Où est passée ma belle-sœur?

"C'est fou, Dalia n'est pas encore rentrée" résonne dans ma tête. Il était 5 h du matin, et je devais aller aux toilettes. Mais je ne me suis pas souciée très longtemps de son absence. "Elle doit encore être de sortie", pensais-je, et je suis retournée me coucher. Mais lorsque le lendemain midi, ma belle-sœur ne s'était toujours pas présentée à son travail, mon homme et moi avons commencé à nous inquiéter. Dalia habitait chez nous depuis quelques semaines, depuis qu'elle avait rompu avec son copain. Evidemment, elle était la bienvenue à la maison! Loris, mon amoureux, et Dalia étaient comme les deux doigts de la main et je m'entendais très bien avec elle. La veille de sa disparition, je lui avais encore montré fièrement les nouveaux petits vêtements de bébé que j'avais achetés. Elle était si heureuse pour nous, toute impatiente d'être tantine. Parfois, elle écrivait même des Post-it disant qu'elle avait hâte, et combien les accessoires pour bébé que je venais je venais d'acheter étaient mignons.

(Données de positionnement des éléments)

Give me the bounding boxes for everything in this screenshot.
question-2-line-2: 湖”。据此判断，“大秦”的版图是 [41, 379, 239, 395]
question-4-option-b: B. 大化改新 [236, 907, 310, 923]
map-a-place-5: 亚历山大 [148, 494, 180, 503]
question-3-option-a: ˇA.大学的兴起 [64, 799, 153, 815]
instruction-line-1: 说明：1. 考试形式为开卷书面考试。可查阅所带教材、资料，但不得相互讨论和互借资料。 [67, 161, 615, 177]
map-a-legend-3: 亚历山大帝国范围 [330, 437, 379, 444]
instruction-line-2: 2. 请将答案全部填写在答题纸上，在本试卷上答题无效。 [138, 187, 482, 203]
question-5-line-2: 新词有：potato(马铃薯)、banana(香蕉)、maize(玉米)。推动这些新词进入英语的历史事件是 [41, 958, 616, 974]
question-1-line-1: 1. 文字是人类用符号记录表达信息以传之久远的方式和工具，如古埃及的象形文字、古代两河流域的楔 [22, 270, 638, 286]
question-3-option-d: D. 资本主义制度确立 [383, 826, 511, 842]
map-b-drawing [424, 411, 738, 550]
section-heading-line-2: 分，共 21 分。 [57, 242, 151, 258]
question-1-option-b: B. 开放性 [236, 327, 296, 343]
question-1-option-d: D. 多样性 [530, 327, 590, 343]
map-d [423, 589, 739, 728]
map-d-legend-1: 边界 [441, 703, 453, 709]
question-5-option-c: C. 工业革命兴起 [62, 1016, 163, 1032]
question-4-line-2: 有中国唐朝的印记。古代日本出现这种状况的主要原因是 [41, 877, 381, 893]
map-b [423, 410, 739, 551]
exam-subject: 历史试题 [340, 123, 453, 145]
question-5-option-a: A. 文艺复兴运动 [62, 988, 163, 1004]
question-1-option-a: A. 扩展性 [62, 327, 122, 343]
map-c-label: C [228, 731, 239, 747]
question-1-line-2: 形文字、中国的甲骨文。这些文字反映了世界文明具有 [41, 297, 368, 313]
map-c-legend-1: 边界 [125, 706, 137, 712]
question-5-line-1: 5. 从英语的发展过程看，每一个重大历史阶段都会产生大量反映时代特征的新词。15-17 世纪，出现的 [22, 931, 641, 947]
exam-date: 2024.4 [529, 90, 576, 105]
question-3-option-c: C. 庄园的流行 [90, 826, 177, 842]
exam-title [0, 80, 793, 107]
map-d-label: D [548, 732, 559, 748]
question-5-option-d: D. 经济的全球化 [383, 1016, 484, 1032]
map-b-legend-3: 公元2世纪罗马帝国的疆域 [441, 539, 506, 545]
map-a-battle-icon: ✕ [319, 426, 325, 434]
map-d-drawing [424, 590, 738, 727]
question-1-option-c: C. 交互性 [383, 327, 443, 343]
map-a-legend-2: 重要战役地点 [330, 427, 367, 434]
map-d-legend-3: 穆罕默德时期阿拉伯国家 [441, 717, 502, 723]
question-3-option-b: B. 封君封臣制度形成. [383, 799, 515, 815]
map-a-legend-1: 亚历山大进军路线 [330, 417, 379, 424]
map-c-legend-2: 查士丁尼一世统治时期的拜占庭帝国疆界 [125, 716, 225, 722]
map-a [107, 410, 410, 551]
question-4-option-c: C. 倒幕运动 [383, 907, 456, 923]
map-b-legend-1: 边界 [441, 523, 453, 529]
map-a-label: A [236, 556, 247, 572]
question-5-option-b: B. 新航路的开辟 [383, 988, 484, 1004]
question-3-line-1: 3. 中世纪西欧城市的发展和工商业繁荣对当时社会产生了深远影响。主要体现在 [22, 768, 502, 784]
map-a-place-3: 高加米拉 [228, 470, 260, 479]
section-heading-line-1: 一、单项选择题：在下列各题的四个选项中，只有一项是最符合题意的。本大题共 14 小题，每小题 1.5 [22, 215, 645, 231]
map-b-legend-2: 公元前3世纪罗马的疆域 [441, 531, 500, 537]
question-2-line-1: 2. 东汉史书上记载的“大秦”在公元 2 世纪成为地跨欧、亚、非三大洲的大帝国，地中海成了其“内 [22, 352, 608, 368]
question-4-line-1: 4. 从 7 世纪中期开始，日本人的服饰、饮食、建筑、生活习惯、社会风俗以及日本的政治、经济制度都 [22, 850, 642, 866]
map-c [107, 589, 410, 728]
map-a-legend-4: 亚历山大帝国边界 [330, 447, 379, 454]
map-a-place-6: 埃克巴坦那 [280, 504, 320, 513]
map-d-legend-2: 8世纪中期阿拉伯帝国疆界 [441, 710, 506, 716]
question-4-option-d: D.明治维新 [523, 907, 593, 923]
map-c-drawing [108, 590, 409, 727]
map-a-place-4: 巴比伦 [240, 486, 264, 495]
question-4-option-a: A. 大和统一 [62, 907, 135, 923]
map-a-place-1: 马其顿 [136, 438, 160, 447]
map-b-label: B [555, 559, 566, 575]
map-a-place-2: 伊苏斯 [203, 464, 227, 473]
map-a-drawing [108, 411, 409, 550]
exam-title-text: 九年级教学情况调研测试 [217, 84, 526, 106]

Consigne 1.
Répondez aux questions suivantes à l'aide du récit sur la disparition de Dalia.
(a) À quelle heure la narratrice s'est-elle levée pour aller aux toilettes ?
(b) Pourquoi Dalia habitait-elle chez le couple ?
(c) Comment s'appelle le compagnon de la narratrice ?
Consigne 2.
D'après le récit sur la disparition de Dalia, pourquoi la narratrice ne s'est-elle pas inquiétée longtemps de l'absence de Dalia à 5 h du matin ? Répondez en une à trois phrases.
Consigne 3.
Rédigez la suite du récit sur la disparition de Dalia à partir de sa dernière phrase.

Production attendue 1.
(a) À 5 h du matin.
(b) Elle avait rompu avec son copain.
(c) Loris.

Production attendue 2.
Elle a pensé que Dalia devait encore être de sortie. Elle est donc retournée se coucher.

Production attendue 3.
Les premières heures

La première chose que nous avons faite est d'appeler ses amis et ses collègues. Mais personne n'avait eu de nouvelles de Dalia, pas plus que le reste de la famille. Quand on l'appelait, on tombait directement sur sa messagerie, alors que le matin même, il sonnait encore. Nous avons décidé de signaler sa disparition. Pourtant, Loris et moi, on continuait espérer que tout allait s'arranger. Qu'il y avait une raison au fait que Dalia ne réagissait pas et qu'elle ne répondait pas à son téléphone. Nous ne comprenions pas ce qui se passait. C'était tellement irréel. Dalia, disparue? Comment était-ce possible? Dalia n'est pas revenue. Les heures se sont transformées en jours et les jours en semaines. Tout le monde se posait des questions: nous, ses amis, son ex copain, ses collègues, la famille, mais aussi les voisins du restaurant où elle travaillait, et où elle avait été vue pour la dernière fois.

Peu à peu, les premières nouvelles alarmantes nous sont parvenues. Les voisins avaient entendu crier pendant la nuit, et on pouvait voir sur des images un homme jeter son GSM dans l'eau. Son sac n'a jamais été retrouvé.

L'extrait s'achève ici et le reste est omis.